*Aim of the task*.
How many lines in these records hold the string "grain"? State only that number.
## Begin Information shown
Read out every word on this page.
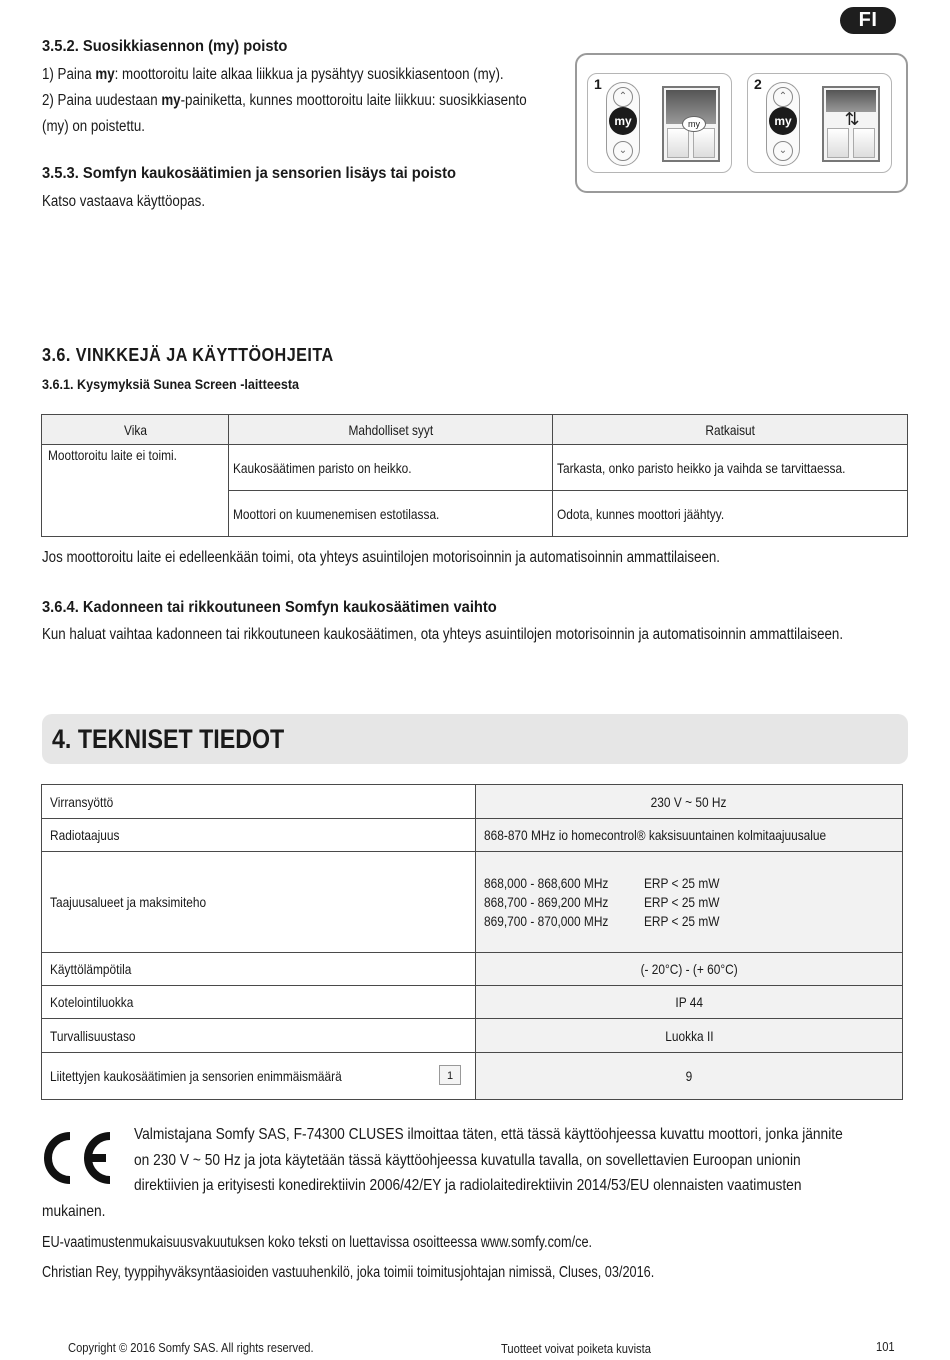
FI
3.5.2. Suosikkiasennon (my) poisto
1) Paina my: moottoroitu laite alkaa liikkua ja pysähtyy suosikkiasentoon (my).
2) Paina uudestaan my-painiketta, kunnes moottoroitu laite liikkuu: suosikkiasento
(my) on poistettu.
1
⌃
my
⌄
my
2
⌃
my
⌄
⇅
3.5.3. Somfyn kaukosäätimien ja sensorien lisäys tai poisto
Katso vastaava käyttöopas.
3.6. VINKKEJÄ JA KÄYTTÖOHJEITA
3.6.1. Kysymyksiä Sunea Screen -laitteesta
Vika	Mahdolliset syyt	Ratkaisut
Moottoroitu laite ei toimi.	Kaukosäätimen paristo on heikko.	Tarkasta, onko paristo heikko ja vaihda se tarvittaessa.
	Moottori on kuumenemisen estotilassa.	Odota, kunnes moottori jäähtyy.
Jos moottoroitu laite ei edelleenkään toimi, ota yhteys asuintilojen motorisoinnin ja automatisoinnin ammattilaiseen.
3.6.4. Kadonneen tai rikkoutuneen Somfyn kaukosäätimen vaihto
Kun haluat vaihtaa kadonneen tai rikkoutuneen kaukosäätimen, ota yhteys asuintilojen motorisoinnin ja automatisoinnin ammattilaiseen.
4. TEKNISET TIEDOT
Virransyöttö	230 V ~ 50 Hz
Radiotaajuus	868-870 MHz io homecontrol® kaksisuuntainen kolmitaajuusalue
Taajuusalueet ja maksimiteho	868,000 - 868,600 MHz ERP < 25 mW
868,700 - 869,200 MHz ERP < 25 mW
869,700 - 870,000 MHz ERP < 25 mW

Käyttölämpötila	(- 20°C) - (+ 60°C)
Kotelointiluokka	IP 44
Turvallisuustaso	Luokka II
Liitettyjen kaukosäätimien ja sensorien enimmäismäärä 1	9
Valmistajana Somfy SAS, F-74300 CLUSES ilmoittaa täten, että tässä käyttöohjeessa kuvattu moottori, jonka jännite
on 230 V ~ 50 Hz ja jota käytetään tässä käyttöohjeessa kuvatulla tavalla, on sovellettavien Euroopan unionin
direktiivien ja erityisesti konedirektiivin 2006/42/EY ja radiolaitedirektiivin 2014/53/EU olennaisten vaatimusten
mukainen.
EU-vaatimustenmukaisuusvakuutuksen koko teksti on luettavissa osoitteessa www.somfy.com/ce.
Christian Rey, tyyppihyväksyntäasioiden vastuuhenkilö, joka toimii toimitusjohtajan nimissä, Cluses, 03/2016.
Copyright © 2016 Somfy SAS. All rights reserved.	Tuotteet voivat poiketa kuvista	101
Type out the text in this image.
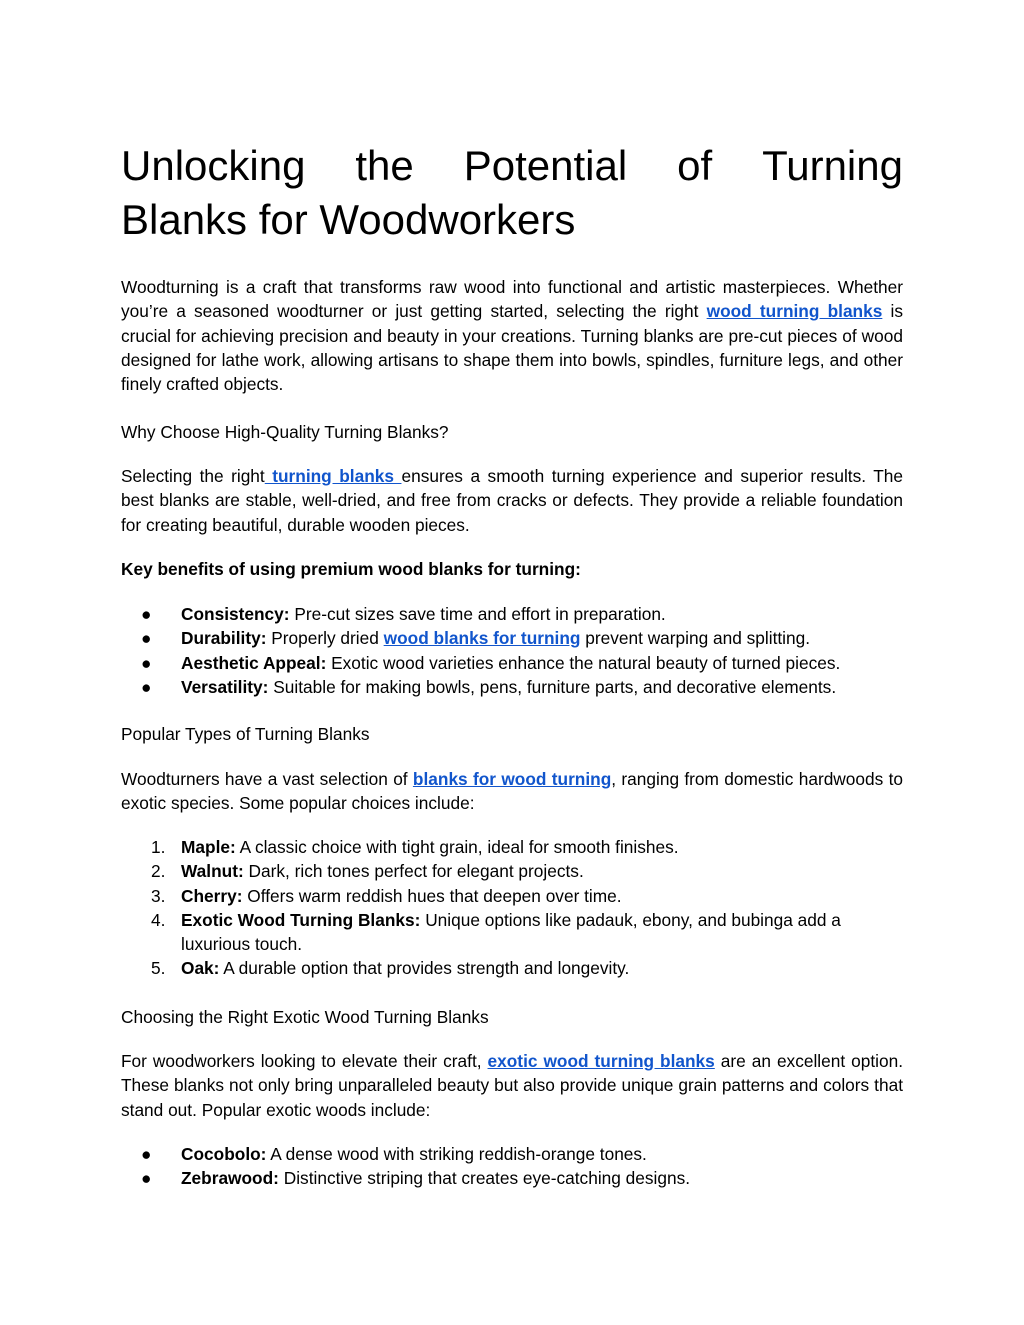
Unlocking the Potential of Turning
Blanks for Woodworkers

Woodturning is a craft that transforms raw wood into functional and artistic masterpieces. Whether you’re a seasoned woodturner or just getting started, selecting the right wood turning blanks is crucial for achieving precision and beauty in your creations. Turning blanks are pre-cut pieces of wood designed for lathe work, allowing artisans to shape them into bowls, spindles, furniture legs, and other finely crafted objects.

Why Choose High-Quality Turning Blanks?

Selecting the right turning blanks ensures a smooth turning experience and superior results. The best blanks are stable, well-dried, and free from cracks or defects. They provide a reliable foundation for creating beautiful, durable wooden pieces.

Key benefits of using premium wood blanks for turning:

● Consistency: Pre-cut sizes save time and effort in preparation.
● Durability: Properly dried wood blanks for turning prevent warping and splitting.
● Aesthetic Appeal: Exotic wood varieties enhance the natural beauty of turned pieces.
● Versatility: Suitable for making bowls, pens, furniture parts, and decorative elements.

Popular Types of Turning Blanks

Woodturners have a vast selection of blanks for wood turning, ranging from domestic hardwoods to exotic species. Some popular choices include:

1. Maple: A classic choice with tight grain, ideal for smooth finishes.
2. Walnut: Dark, rich tones perfect for elegant projects.
3. Cherry: Offers warm reddish hues that deepen over time.
4. Exotic Wood Turning Blanks: Unique options like padauk, ebony, and bubinga add a luxurious touch.
5. Oak: A durable option that provides strength and longevity.

Choosing the Right Exotic Wood Turning Blanks

For woodworkers looking to elevate their craft, exotic wood turning blanks are an excellent option. These blanks not only bring unparalleled beauty but also provide unique grain patterns and colors that stand out. Popular exotic woods include:

● Cocobolo: A dense wood with striking reddish-orange tones.
● Zebrawood: Distinctive striping that creates eye-catching designs.
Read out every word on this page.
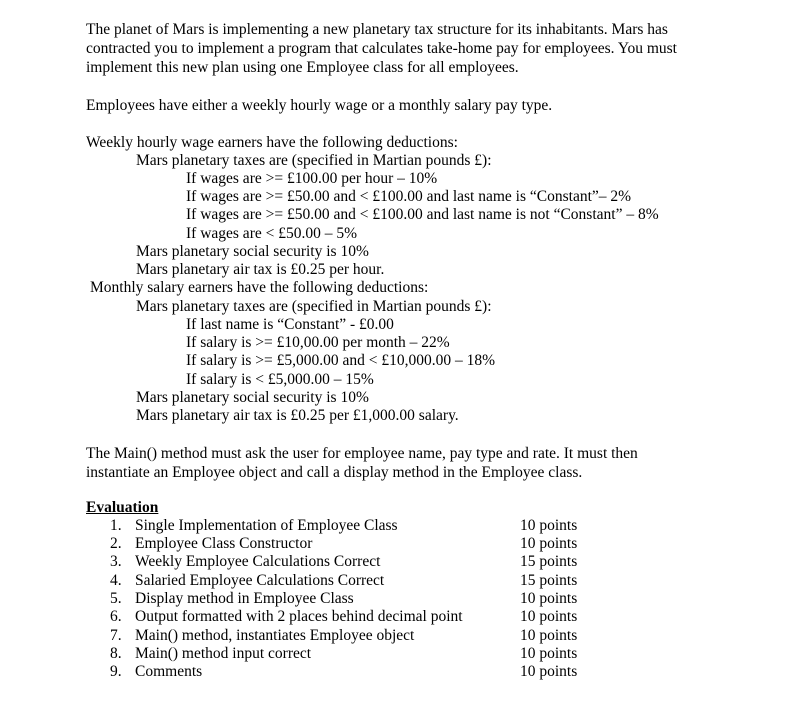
The planet of Mars is implementing a new planetary tax structure for its inhabitants. Mars has
contracted you to implement a program that calculates take-home pay for employees. You must
implement this new plan using one Employee class for all employees.
Employees have either a weekly hourly wage or a monthly salary pay type.
Weekly hourly wage earners have the following deductions:
Mars planetary taxes are (specified in Martian pounds £):
If wages are >= £100.00 per hour – 10%
If wages are >= £50.00 and < £100.00 and last name is “Constant”– 2%
If wages are >= £50.00 and < £100.00 and last name is not “Constant” – 8%
If wages are < £50.00 – 5%
Mars planetary social security is 10%
Mars planetary air tax is £0.25 per hour.
Monthly salary earners have the following deductions:
Mars planetary taxes are (specified in Martian pounds £):
If last name is “Constant” - £0.00
If salary is >= £10,00.00 per month – 22%
If salary is >= £5,000.00 and < £10,000.00 – 18%
If salary is < £5,000.00 – 15%
Mars planetary social security is 10%
Mars planetary air tax is £0.25 per £1,000.00 salary.
The Main() method must ask the user for employee name, pay type and rate. It must then
instantiate an Employee object and call a display method in the Employee class.
Evaluation
1. Single Implementation of Employee Class	10 points
2. Employee Class Constructor	10 points
3. Weekly Employee Calculations Correct	15 points
4. Salaried Employee Calculations Correct	15 points
5. Display method in Employee Class	10 points
6. Output formatted with 2 places behind decimal point	10 points
7. Main() method, instantiates Employee object	10 points
8. Main() method input correct	10 points
9. Comments	10 points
## End Information shown
*Exercise solution*.
2